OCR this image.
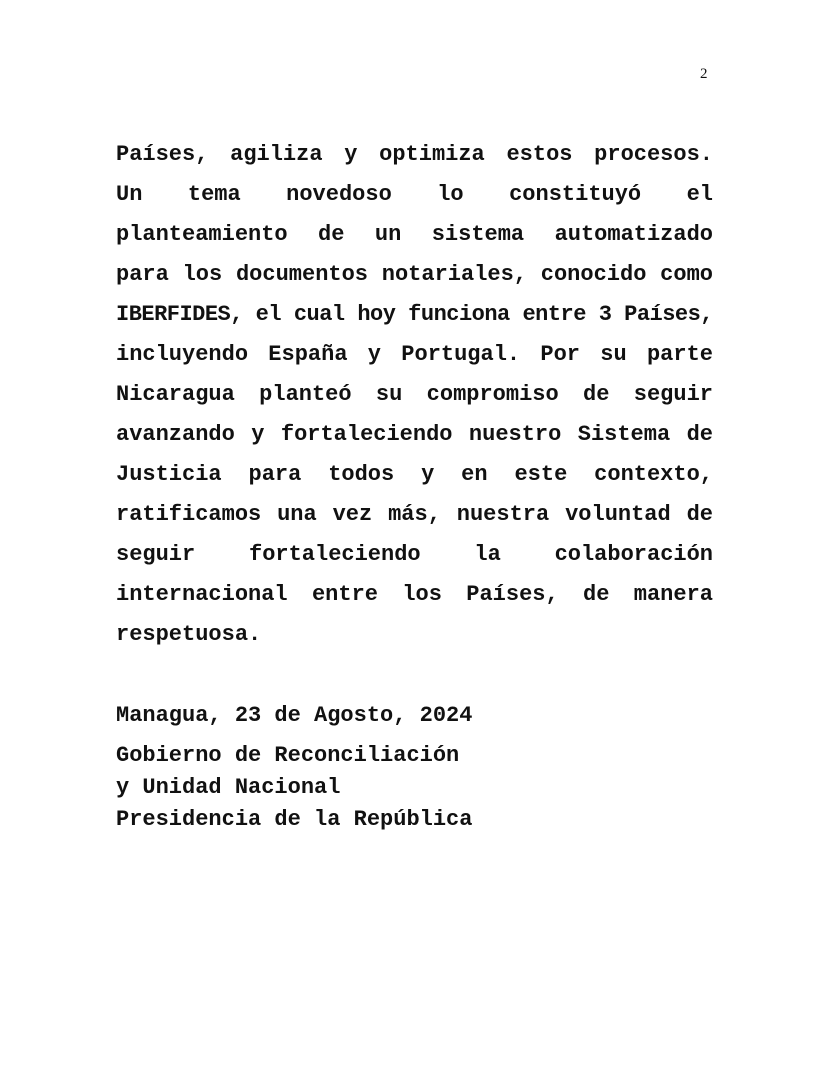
2
Países, agiliza y optimiza estos procesos.
Un tema novedoso lo constituyó el
planteamiento de un sistema automatizado
para los documentos notariales, conocido como
IBERFIDES, el cual hoy funciona entre 3 Países,
incluyendo España y Portugal. Por su parte
Nicaragua planteó su compromiso de seguir
avanzando y fortaleciendo nuestro Sistema de
Justicia para todos y en este contexto,
ratificamos una vez más, nuestra voluntad de
seguir fortaleciendo la colaboración
internacional entre los Países, de manera
respetuosa.
Managua, 23 de Agosto, 2024
Gobierno de Reconciliación
y Unidad Nacional
Presidencia de la República
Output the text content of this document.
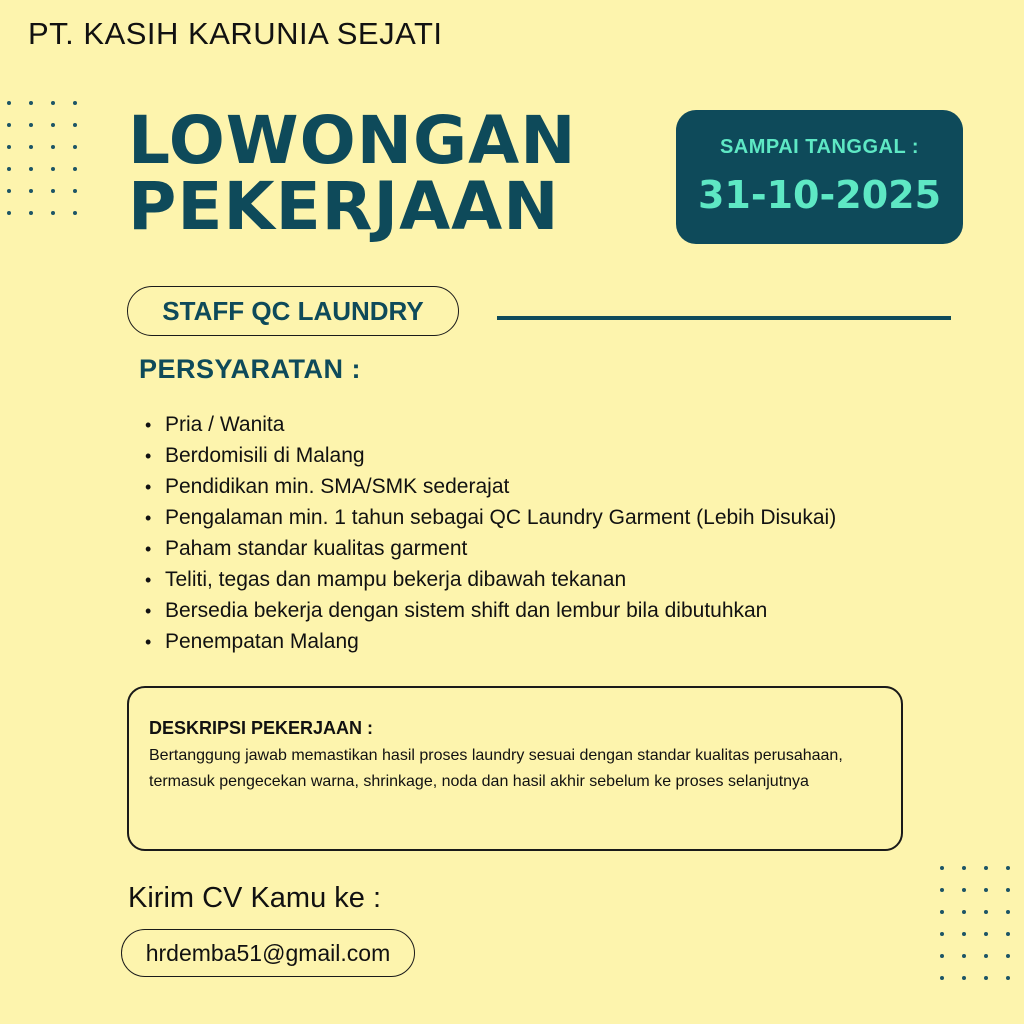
PT. KASIH KARUNIA SEJATI
LOWONGAN
PEKERJAAN
SAMPAI TANGGAL :
31-10-2025
STAFF QC LAUNDRY
PERSYARATAN :
• Pria / Wanita
• Berdomisili di Malang
• Pendidikan min. SMA/SMK sederajat
• Pengalaman min. 1 tahun sebagai QC Laundry Garment (Lebih Disukai)
• Paham standar kualitas garment
• Teliti, tegas dan mampu bekerja dibawah tekanan
• Bersedia bekerja dengan sistem shift dan lembur bila dibutuhkan
• Penempatan Malang
DESKRIPSI PEKERJAAN :
Bertanggung jawab memastikan hasil proses laundry sesuai dengan standar kualitas perusahaan, termasuk pengecekan warna, shrinkage, noda dan hasil akhir sebelum ke proses selanjutnya
Kirim CV Kamu ke :
hrdemba51@gmail.com
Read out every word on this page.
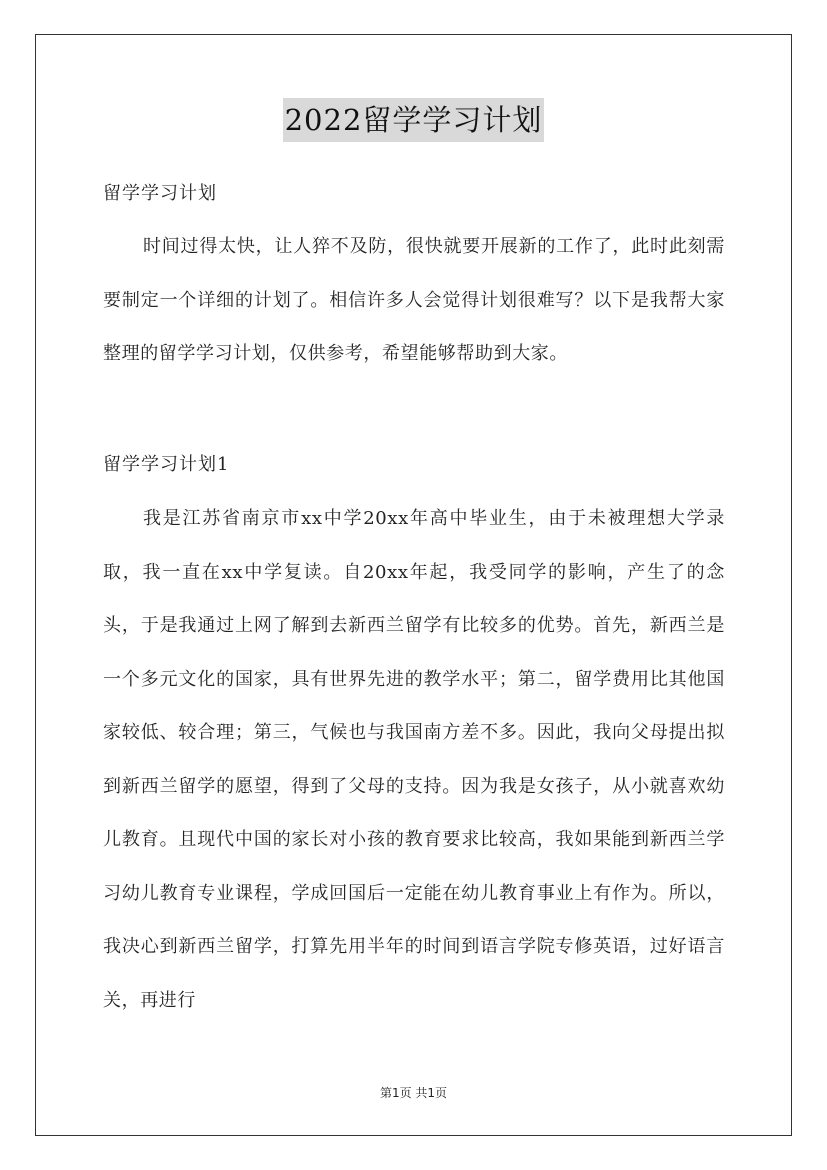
2022留学学习计划
留学学习计划
时间过得太快，让人猝不及防，很快就要开展新的工作了，此时此刻需要制定一个详细的计划了。相信许多人会觉得计划很难写？以下是我帮大家整理的留学学习计划，仅供参考，希望能够帮助到大家。
留学学习计划1
我是江苏省南京市xx中学20xx年高中毕业生，由于未被理想大学录取，我一直在xx中学复读。自20xx年起，我受同学的影响，产生了的念头，于是我通过上网了解到去新西兰留学有比较多的优势。首先，新西兰是一个多元文化的国家，具有世界先进的教学水平；第二，留学费用比其他国家较低、较合理；第三，气候也与我国南方差不多。因此，我向父母提出拟到新西兰留学的愿望，得到了父母的支持。因为我是女孩子，从小就喜欢幼儿教育。且现代中国的家长对小孩的教育要求比较高，我如果能到新西兰学习幼儿教育专业课程，学成回国后一定能在幼儿教育事业上有作为。所以，我决心到新西兰留学，打算先用半年的时间到语言学院专修英语，过好语言关，再进行
第1页 共1页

--------------------

Return every line in the listing that contains the word "bekerja".

• Teliti, tegas dan mampu bekerja dibawah tekanan
• Bersedia bekerja dengan sistem shift dan lembur bila dibutuhkan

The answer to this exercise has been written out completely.